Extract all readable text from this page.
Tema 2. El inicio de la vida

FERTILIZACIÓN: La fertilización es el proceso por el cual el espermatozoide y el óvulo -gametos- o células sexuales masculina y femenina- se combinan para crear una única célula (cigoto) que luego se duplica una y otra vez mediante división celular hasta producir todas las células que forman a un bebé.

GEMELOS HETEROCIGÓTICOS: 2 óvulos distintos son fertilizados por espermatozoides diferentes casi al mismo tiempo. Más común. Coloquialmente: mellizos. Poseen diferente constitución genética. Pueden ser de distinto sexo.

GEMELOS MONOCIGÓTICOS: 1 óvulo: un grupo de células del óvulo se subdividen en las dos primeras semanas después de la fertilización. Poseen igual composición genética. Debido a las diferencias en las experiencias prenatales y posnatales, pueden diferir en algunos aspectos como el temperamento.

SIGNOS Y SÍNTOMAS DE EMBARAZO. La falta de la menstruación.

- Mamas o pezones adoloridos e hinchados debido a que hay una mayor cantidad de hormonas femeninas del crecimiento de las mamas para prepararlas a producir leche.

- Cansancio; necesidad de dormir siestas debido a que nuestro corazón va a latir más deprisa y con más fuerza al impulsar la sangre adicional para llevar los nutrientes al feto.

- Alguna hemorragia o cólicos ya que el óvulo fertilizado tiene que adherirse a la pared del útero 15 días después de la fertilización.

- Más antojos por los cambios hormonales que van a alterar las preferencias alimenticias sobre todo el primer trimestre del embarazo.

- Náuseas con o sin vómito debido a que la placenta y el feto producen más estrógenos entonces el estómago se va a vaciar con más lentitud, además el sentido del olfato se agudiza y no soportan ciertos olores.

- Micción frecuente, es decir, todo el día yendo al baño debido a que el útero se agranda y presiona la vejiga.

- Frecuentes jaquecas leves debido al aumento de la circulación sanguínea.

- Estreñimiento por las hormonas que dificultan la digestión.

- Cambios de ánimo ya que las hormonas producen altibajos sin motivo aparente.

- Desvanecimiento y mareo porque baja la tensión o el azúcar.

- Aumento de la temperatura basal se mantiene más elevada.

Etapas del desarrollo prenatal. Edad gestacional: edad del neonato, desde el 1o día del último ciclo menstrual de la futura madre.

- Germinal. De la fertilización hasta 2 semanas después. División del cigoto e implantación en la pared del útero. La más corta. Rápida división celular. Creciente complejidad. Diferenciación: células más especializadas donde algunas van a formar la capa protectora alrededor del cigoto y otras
####################
PROMPT → Go through the entries and return each line where the word "producir" appears.

EXERCISE RESPONSE →
FERTILIZACIÓN: La fertilización es el proceso por el cual el espermatozoide y el óvulo -gametos- o células sexuales masculina y femenina- se combinan para crear una única célula (cigoto) que luego se duplica una y otra vez mediante división celular hasta producir todas las células que forman a un bebé.
- Mamas o pezones adoloridos e hinchados debido a que hay una mayor cantidad de hormonas femeninas del crecimiento de las mamas para prepararlas a producir leche.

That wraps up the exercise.